_TASK INPUTS:_
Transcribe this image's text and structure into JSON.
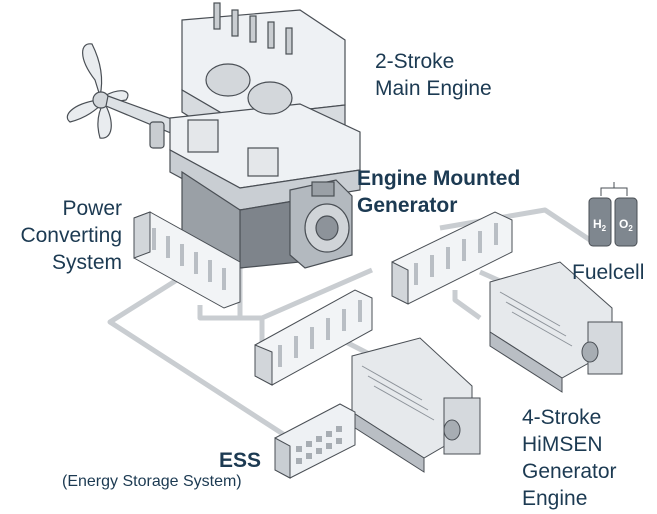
{
  "labels": {
    "main_engine": [
      "2-Stroke",
      "Main Engine"
    ],
    "engine_generator": [
      "Engine Mounted",
      "Generator"
    ],
    "power_converting": [
      "Power",
      "Converting",
      "System"
    ],
    "fuelcell": "Fuelcell",
    "fuelcell_tanks": [
      "H",
      "O"
    ],
    "ess": "ESS",
    "ess_full": "(Energy Storage System)",
    "himsen": [
      "4-Stroke",
      "HiMSEN",
      "Generator",
      "Engine"
    ]
  },
  "colors": {
    "text": "#1c3a52",
    "cable": "#c9cdd1",
    "line_art": "#4a4f55",
    "panel": "#f2f4f6",
    "shade": "#b9bec4",
    "dark_shade": "#8d939a",
    "tank": "#7f878f"
  }
}
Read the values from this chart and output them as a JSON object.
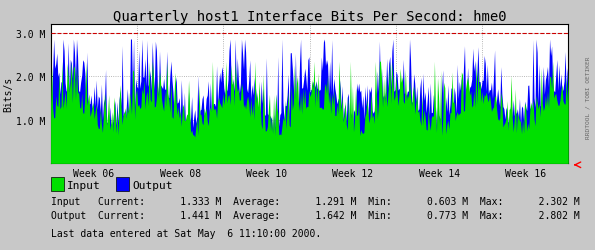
{
  "title": "Quarterly host1 Interface Bits Per Second: hme0",
  "ylabel": "Bits/s",
  "bg_color": "#c8c8c8",
  "plot_bg_color": "#ffffff",
  "grid_color": "#a0a0a0",
  "input_color": "#00e000",
  "output_color": "#0000ff",
  "ylim": [
    0,
    3200000
  ],
  "yticks": [
    1000000,
    2000000,
    3000000
  ],
  "ytick_labels": [
    "1.0 M",
    "2.0 M",
    "3.0 M"
  ],
  "xtick_labels": [
    "Week 06",
    "Week 08",
    "Week 10",
    "Week 12",
    "Week 14",
    "Week 16"
  ],
  "legend_input": "Input",
  "legend_output": "Output",
  "stats_line1": "Input   Current:      1.333 M  Average:      1.291 M  Min:      0.603 M  Max:      2.302 M",
  "stats_line2": "Output  Current:      1.441 M  Average:      1.642 M  Min:      0.773 M  Max:      2.802 M",
  "footer": "Last data entered at Sat May  6 11:10:00 2000.",
  "rrdtool_label": "RRDTOOL / TOBI OETIKER",
  "num_points": 500,
  "title_fontsize": 10,
  "axis_fontsize": 7,
  "stats_fontsize": 7,
  "legend_fontsize": 8
}
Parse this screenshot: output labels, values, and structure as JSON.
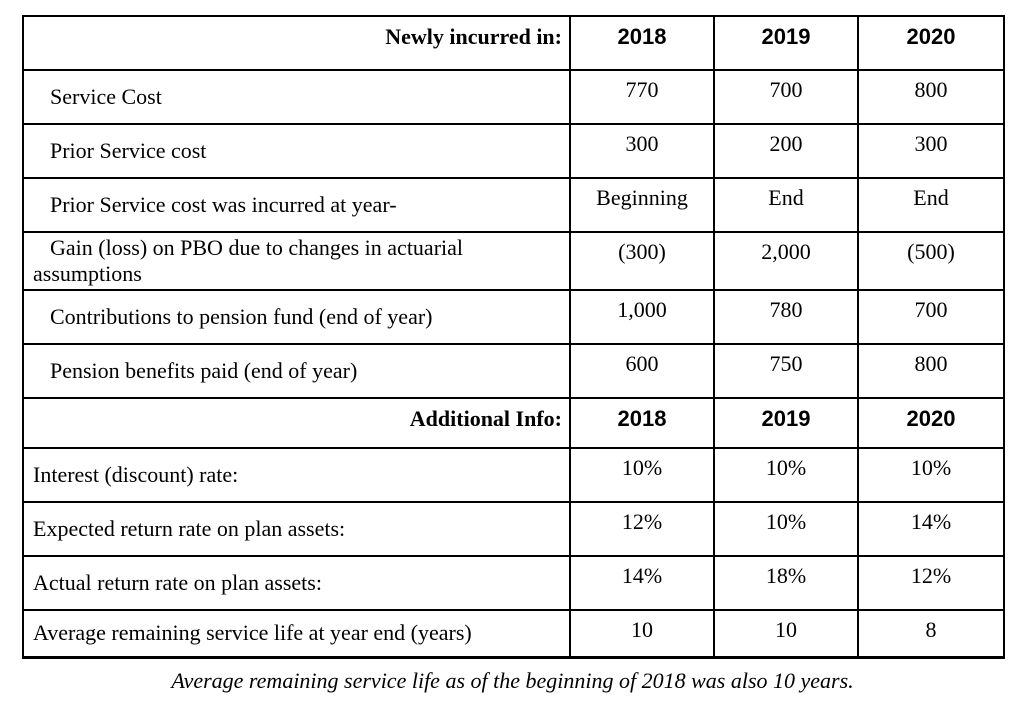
{
  "colors": {
    "text": "#000000",
    "background": "#ffffff",
    "border": "#000000"
  },
  "table": {
    "section1": {
      "header_label": "Newly incurred in:",
      "years": [
        "2018",
        "2019",
        "2020"
      ],
      "rows": [
        {
          "label": "Service Cost",
          "values": [
            "770",
            "700",
            "800"
          ]
        },
        {
          "label": "Prior Service cost",
          "values": [
            "300",
            "200",
            "300"
          ]
        },
        {
          "label": "Prior Service cost was incurred at year-",
          "values": [
            "Beginning",
            "End",
            "End"
          ]
        },
        {
          "label": "Gain (loss) on PBO due to changes in actuarial assumptions",
          "values": [
            "(300)",
            "2,000",
            "(500)"
          ]
        },
        {
          "label": "Contributions to pension fund (end of year)",
          "values": [
            "1,000",
            "780",
            "700"
          ]
        },
        {
          "label": "Pension benefits paid (end of year)",
          "values": [
            "600",
            "750",
            "800"
          ]
        }
      ]
    },
    "section2": {
      "header_label": "Additional Info:",
      "years": [
        "2018",
        "2019",
        "2020"
      ],
      "rows": [
        {
          "label": "Interest (discount) rate:",
          "values": [
            "10%",
            "10%",
            "10%"
          ]
        },
        {
          "label": "Expected return rate on plan assets:",
          "values": [
            "12%",
            "10%",
            "14%"
          ]
        },
        {
          "label": "Actual return rate on plan assets:",
          "values": [
            "14%",
            "18%",
            "12%"
          ]
        },
        {
          "label": "Average remaining service life at year end (years)",
          "values": [
            "10",
            "10",
            "8"
          ]
        }
      ]
    }
  },
  "page": {
    "footnote": "Average remaining service life as of the beginning of 2018 was also 10 years."
  }
}
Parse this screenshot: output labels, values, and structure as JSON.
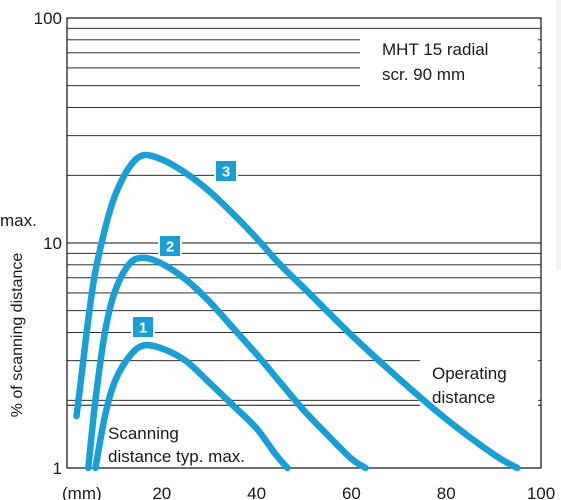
{
  "chart_data": {
    "type": "line",
    "title": "",
    "ylabel": "% of scanning distance",
    "xlabel": "",
    "x_unit_label": "(mm)",
    "xlim": [
      0,
      100
    ],
    "ylim": [
      1,
      100
    ],
    "y_scale": "log",
    "grid": true,
    "x_ticks": [
      20,
      40,
      60,
      80,
      100
    ],
    "y_ticks": [
      1,
      10,
      100
    ],
    "y_tick_labels": [
      "1",
      "10",
      "100"
    ],
    "operating_distance_y": 1.9,
    "left_cut_text": "max.",
    "legend_box": {
      "line1": "MHT 15 radial",
      "line2": "scr. 90 mm"
    },
    "annotations": {
      "operating_line1": "Operating",
      "operating_line2": "distance",
      "scanning_line1": "Scanning",
      "scanning_line2": "distance typ. max."
    },
    "series": [
      {
        "badge": "1",
        "color": "#1a9fd4",
        "x": [
          6,
          8,
          10,
          13,
          16,
          20,
          25,
          30,
          35,
          40,
          44,
          46.5
        ],
        "y": [
          1.0,
          1.7,
          2.4,
          3.1,
          3.5,
          3.4,
          3.0,
          2.4,
          1.9,
          1.5,
          1.15,
          1.0
        ]
      },
      {
        "badge": "2",
        "color": "#1a9fd4",
        "x": [
          4.5,
          6,
          8,
          10,
          13,
          16,
          20,
          25,
          30,
          35,
          40,
          45,
          50,
          55,
          60,
          63
        ],
        "y": [
          1.0,
          2.0,
          4.0,
          6.0,
          8.0,
          8.6,
          8.1,
          6.9,
          5.5,
          4.2,
          3.2,
          2.4,
          1.8,
          1.4,
          1.1,
          1.0
        ]
      },
      {
        "badge": "3",
        "color": "#1a9fd4",
        "x": [
          2,
          3,
          4,
          5,
          6,
          8,
          10,
          13,
          16,
          20,
          25,
          30,
          35,
          40,
          45,
          50,
          60,
          70,
          80,
          90,
          95
        ],
        "y": [
          1.7,
          2.5,
          3.8,
          5.5,
          7.5,
          11.5,
          16,
          21.5,
          24.5,
          23.5,
          20.5,
          17,
          13.5,
          10.5,
          8.0,
          6.3,
          3.9,
          2.5,
          1.65,
          1.15,
          1.0
        ]
      }
    ]
  },
  "colors": {
    "curve": "#1a9fd4",
    "badge_fill": "#1a9fd4",
    "grid": "#111111",
    "text": "#1a1a1a"
  }
}
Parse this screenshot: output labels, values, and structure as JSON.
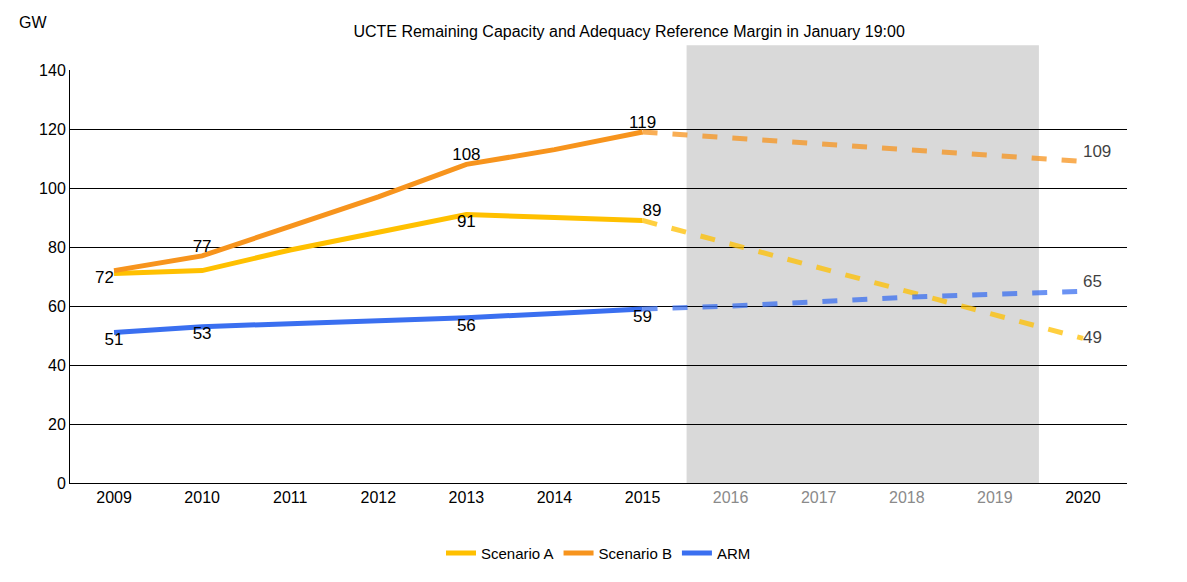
{
  "chart_data": {
    "type": "line",
    "title": "UCTE Remaining Capacity and Adequacy Reference Margin in January 19:00",
    "ylabel": "GW",
    "categories": [
      "2009",
      "2010",
      "2011",
      "2012",
      "2013",
      "2014",
      "2015",
      "2016",
      "2017",
      "2018",
      "2019",
      "2020"
    ],
    "ylim": [
      0,
      140
    ],
    "yticks": [
      0,
      20,
      40,
      60,
      80,
      100,
      120,
      140
    ],
    "grid": true,
    "legend": "bottom",
    "data_labels": true,
    "series": [
      {
        "name": "Scenario A",
        "color": "#FFC000",
        "line_style": "solid",
        "values": [
          71,
          72,
          79,
          85,
          91,
          90,
          89,
          null,
          null,
          null,
          null,
          null
        ],
        "value_labels": [
          null,
          null,
          null,
          null,
          "91",
          null,
          "89",
          null,
          null,
          null,
          null,
          null
        ]
      },
      {
        "name": "Scenario A",
        "color": "#FFC000",
        "line_style": "dashed",
        "values": [
          null,
          null,
          null,
          null,
          null,
          null,
          89,
          81,
          73,
          65,
          57,
          49
        ],
        "value_labels": [
          null,
          null,
          null,
          null,
          null,
          null,
          null,
          null,
          null,
          null,
          null,
          "49"
        ]
      },
      {
        "name": "Scenario B",
        "color": "#F7941D",
        "line_style": "solid",
        "values": [
          72,
          77,
          87,
          97,
          108,
          113,
          119,
          null,
          null,
          null,
          null,
          null
        ],
        "value_labels": [
          "72",
          "77",
          null,
          null,
          "108",
          null,
          "119",
          null,
          null,
          null,
          null,
          null
        ]
      },
      {
        "name": "Scenario B",
        "color": "#F7941D",
        "line_style": "dashed",
        "values": [
          null,
          null,
          null,
          null,
          null,
          null,
          119,
          117,
          115,
          113,
          111,
          109
        ],
        "value_labels": [
          null,
          null,
          null,
          null,
          null,
          null,
          null,
          null,
          null,
          null,
          null,
          "109"
        ]
      },
      {
        "name": "ARM",
        "color": "#3A6FF0",
        "line_style": "solid",
        "values": [
          51,
          53,
          54,
          55,
          56,
          57.5,
          59,
          null,
          null,
          null,
          null,
          null
        ],
        "value_labels": [
          "51",
          "53",
          null,
          null,
          "56",
          null,
          "59",
          null,
          null,
          null,
          null,
          null
        ]
      },
      {
        "name": "ARM",
        "color": "#3A6FF0",
        "line_style": "dashed",
        "values": [
          null,
          null,
          null,
          null,
          null,
          null,
          59,
          60,
          61.5,
          63,
          64,
          65
        ],
        "value_labels": [
          null,
          null,
          null,
          null,
          null,
          null,
          null,
          null,
          null,
          null,
          null,
          "65"
        ]
      }
    ]
  }
}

_EXERCISE DIRECTIONS:_
Gather every line from the listing above in which the word "plan" appears.

_FINAL RESULT:_
          "label": "Expected return rate on plan assets:",
          "label": "Actual return rate on plan assets:",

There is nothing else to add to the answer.